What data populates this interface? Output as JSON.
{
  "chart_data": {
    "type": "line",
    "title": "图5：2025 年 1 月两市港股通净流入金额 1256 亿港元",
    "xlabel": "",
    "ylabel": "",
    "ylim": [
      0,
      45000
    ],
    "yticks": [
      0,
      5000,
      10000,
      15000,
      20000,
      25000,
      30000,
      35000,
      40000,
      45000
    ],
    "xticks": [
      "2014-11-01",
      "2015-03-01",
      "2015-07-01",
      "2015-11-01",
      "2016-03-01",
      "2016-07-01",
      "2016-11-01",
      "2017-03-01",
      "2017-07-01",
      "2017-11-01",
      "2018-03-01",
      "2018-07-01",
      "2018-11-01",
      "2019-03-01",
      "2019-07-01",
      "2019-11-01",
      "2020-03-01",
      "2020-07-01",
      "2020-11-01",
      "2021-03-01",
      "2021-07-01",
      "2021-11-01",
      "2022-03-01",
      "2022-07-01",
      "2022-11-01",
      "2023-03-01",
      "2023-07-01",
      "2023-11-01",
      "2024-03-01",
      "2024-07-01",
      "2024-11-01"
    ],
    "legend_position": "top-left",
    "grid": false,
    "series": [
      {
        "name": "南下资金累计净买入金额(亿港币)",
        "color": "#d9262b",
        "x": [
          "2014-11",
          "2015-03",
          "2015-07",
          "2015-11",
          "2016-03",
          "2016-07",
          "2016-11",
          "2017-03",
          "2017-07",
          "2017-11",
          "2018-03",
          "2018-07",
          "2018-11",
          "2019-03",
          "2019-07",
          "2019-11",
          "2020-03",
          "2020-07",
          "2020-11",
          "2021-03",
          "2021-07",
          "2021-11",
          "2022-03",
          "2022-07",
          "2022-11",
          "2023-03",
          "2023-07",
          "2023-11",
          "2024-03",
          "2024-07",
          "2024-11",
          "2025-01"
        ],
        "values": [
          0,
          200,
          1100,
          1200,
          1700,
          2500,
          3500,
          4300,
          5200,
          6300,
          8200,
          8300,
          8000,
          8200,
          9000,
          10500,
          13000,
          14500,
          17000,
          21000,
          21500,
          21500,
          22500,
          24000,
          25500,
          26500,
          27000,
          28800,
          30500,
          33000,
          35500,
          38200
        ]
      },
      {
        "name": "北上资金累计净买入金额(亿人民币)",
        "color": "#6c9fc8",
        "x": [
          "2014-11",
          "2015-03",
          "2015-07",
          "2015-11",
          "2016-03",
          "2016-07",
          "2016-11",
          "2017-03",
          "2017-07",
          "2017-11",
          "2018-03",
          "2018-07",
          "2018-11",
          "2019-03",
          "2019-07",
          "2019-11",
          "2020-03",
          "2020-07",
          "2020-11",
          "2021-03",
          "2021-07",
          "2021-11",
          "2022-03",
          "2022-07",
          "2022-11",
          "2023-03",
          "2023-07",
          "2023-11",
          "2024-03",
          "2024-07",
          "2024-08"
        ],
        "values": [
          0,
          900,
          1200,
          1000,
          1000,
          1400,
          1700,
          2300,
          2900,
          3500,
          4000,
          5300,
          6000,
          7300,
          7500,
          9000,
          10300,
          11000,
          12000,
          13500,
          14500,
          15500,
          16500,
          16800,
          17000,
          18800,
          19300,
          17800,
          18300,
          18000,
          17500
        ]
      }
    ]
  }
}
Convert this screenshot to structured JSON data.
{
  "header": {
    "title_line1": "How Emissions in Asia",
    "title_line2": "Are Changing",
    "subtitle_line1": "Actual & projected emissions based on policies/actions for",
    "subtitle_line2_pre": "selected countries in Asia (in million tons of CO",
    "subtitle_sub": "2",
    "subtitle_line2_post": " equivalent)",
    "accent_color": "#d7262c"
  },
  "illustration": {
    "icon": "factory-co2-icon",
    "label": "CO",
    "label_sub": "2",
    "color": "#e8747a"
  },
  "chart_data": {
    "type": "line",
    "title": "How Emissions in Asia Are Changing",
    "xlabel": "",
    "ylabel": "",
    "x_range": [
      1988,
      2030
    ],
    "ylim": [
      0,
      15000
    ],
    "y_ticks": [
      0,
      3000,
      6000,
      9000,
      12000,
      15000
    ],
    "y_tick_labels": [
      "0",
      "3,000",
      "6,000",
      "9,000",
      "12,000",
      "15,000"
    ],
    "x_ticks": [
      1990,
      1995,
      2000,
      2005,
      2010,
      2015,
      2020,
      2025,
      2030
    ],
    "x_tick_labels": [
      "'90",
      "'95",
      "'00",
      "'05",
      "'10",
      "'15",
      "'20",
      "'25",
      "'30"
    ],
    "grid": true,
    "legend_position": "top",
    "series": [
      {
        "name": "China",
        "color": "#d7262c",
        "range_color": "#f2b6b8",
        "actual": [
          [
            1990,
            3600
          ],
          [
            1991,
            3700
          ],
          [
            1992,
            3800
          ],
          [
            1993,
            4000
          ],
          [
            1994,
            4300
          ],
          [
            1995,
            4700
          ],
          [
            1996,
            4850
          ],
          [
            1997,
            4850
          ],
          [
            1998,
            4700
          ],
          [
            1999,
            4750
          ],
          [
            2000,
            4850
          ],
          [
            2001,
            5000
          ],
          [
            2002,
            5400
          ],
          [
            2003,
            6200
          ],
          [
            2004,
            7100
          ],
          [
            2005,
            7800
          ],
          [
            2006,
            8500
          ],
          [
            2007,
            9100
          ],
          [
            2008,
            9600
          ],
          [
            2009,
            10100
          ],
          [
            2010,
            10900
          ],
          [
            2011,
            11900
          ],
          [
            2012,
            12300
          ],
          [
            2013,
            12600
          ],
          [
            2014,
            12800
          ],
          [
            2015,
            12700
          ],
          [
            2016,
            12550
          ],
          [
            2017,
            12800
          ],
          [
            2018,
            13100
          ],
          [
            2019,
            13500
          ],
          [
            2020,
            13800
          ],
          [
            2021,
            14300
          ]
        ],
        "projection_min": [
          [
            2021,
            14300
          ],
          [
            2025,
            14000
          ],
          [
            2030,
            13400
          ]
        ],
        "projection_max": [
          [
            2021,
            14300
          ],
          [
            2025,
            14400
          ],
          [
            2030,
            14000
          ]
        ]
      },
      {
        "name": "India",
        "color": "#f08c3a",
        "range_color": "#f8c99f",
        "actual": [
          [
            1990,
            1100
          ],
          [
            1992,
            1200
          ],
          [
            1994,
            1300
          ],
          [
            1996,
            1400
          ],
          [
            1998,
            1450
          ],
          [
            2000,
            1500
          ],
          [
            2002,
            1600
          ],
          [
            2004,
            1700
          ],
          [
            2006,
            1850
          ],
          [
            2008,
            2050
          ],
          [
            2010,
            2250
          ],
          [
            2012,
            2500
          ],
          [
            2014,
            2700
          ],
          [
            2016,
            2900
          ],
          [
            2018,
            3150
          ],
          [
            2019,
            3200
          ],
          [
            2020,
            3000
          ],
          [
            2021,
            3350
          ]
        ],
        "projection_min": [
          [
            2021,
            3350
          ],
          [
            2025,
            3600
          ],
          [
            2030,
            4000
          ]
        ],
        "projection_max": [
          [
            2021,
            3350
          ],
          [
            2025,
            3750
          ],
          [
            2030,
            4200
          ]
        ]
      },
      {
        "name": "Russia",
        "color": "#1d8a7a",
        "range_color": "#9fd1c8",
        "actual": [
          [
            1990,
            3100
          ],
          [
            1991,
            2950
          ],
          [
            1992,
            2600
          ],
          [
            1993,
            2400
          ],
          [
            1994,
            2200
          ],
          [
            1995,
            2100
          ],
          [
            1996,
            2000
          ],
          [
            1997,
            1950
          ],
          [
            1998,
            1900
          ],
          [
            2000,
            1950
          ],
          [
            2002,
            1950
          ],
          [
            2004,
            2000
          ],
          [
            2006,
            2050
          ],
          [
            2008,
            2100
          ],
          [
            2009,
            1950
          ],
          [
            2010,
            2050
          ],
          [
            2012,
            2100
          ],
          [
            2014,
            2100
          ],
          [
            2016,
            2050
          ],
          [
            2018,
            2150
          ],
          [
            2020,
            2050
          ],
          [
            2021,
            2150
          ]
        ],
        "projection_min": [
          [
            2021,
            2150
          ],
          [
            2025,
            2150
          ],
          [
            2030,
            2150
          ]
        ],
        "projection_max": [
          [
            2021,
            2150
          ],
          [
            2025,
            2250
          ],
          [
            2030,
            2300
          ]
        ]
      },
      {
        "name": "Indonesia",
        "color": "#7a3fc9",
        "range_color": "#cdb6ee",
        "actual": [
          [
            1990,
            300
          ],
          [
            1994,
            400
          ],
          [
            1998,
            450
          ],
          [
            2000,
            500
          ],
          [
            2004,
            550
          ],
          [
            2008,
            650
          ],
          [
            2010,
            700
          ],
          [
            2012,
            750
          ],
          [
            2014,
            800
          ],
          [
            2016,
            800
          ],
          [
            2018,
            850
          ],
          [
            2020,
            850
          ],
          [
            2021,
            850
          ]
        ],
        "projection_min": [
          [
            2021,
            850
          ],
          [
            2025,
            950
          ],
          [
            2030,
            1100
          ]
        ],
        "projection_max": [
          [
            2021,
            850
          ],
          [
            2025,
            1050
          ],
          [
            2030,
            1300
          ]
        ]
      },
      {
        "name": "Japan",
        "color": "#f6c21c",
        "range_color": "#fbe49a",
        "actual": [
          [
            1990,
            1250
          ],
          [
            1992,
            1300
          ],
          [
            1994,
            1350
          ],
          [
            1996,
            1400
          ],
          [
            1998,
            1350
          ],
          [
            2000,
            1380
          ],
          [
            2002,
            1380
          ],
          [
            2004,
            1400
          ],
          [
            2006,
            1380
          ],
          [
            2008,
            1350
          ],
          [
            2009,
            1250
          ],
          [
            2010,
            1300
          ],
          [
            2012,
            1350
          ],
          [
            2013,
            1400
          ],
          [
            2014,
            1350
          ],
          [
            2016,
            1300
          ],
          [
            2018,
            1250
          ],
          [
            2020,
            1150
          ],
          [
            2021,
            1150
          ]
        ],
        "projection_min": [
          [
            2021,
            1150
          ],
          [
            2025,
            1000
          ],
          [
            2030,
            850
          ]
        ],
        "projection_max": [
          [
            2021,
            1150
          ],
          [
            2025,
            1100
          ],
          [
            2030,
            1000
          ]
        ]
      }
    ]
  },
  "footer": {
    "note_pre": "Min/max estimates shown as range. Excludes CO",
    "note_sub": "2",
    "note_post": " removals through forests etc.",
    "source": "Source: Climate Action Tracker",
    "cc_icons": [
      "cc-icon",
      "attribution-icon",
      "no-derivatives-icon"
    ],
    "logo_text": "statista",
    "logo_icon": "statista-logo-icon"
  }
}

—————

Copy each line that holds the word "JSON".

What data populates this interface? Output as JSON.
Convert this screenshot to structured JSON data.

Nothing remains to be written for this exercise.